## SET TASK
In the listing below, locate the lines bearing the word "JSON". Copy every one of them.

────────

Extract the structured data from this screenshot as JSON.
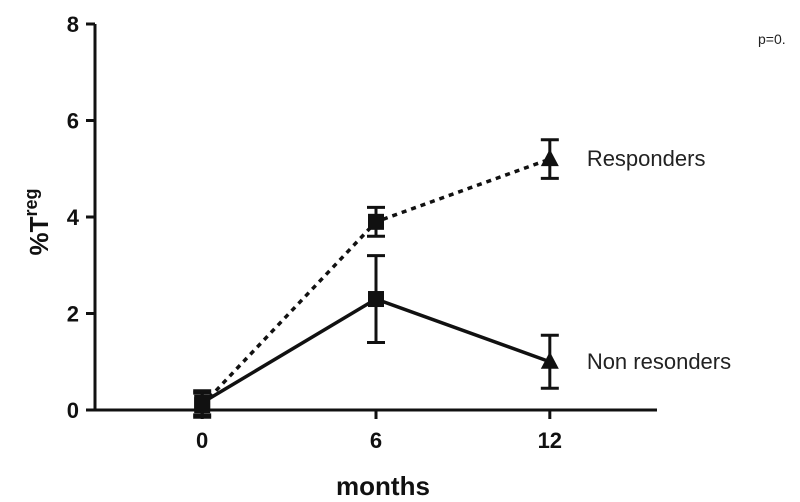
{
  "chart_data": {
    "type": "line",
    "title": "",
    "xlabel": "months",
    "ylabel": "%T",
    "ylabel_superscript": "reg",
    "x": [
      0,
      6,
      12
    ],
    "xlim": [
      -3.7,
      15.7
    ],
    "ylim": [
      0,
      8
    ],
    "xticks": [
      0,
      6,
      12
    ],
    "yticks": [
      0,
      2,
      4,
      6,
      8
    ],
    "grid": false,
    "annotation": "p=0.",
    "series": [
      {
        "name": "Responders",
        "line_style": "dotted",
        "values": [
          0.1,
          3.9,
          5.2
        ],
        "errors": [
          0.25,
          0.3,
          0.4
        ],
        "markers": [
          "square",
          "square",
          "triangle"
        ]
      },
      {
        "name": "Non resonders",
        "line_style": "solid",
        "values": [
          0.15,
          2.3,
          1.0
        ],
        "errors": [
          0.25,
          0.9,
          0.55
        ],
        "markers": [
          "square",
          "square",
          "triangle"
        ]
      }
    ],
    "color": "#111111"
  }
}
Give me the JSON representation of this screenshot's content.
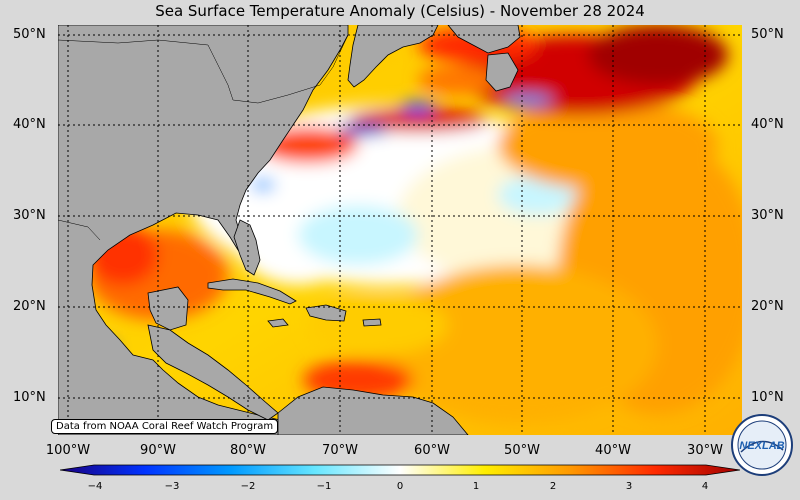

────────

## OUTPUT OF THE TASK
Extract the structured data from this screenshot as JSON.
Give me the JSON representation of this screenshot's content.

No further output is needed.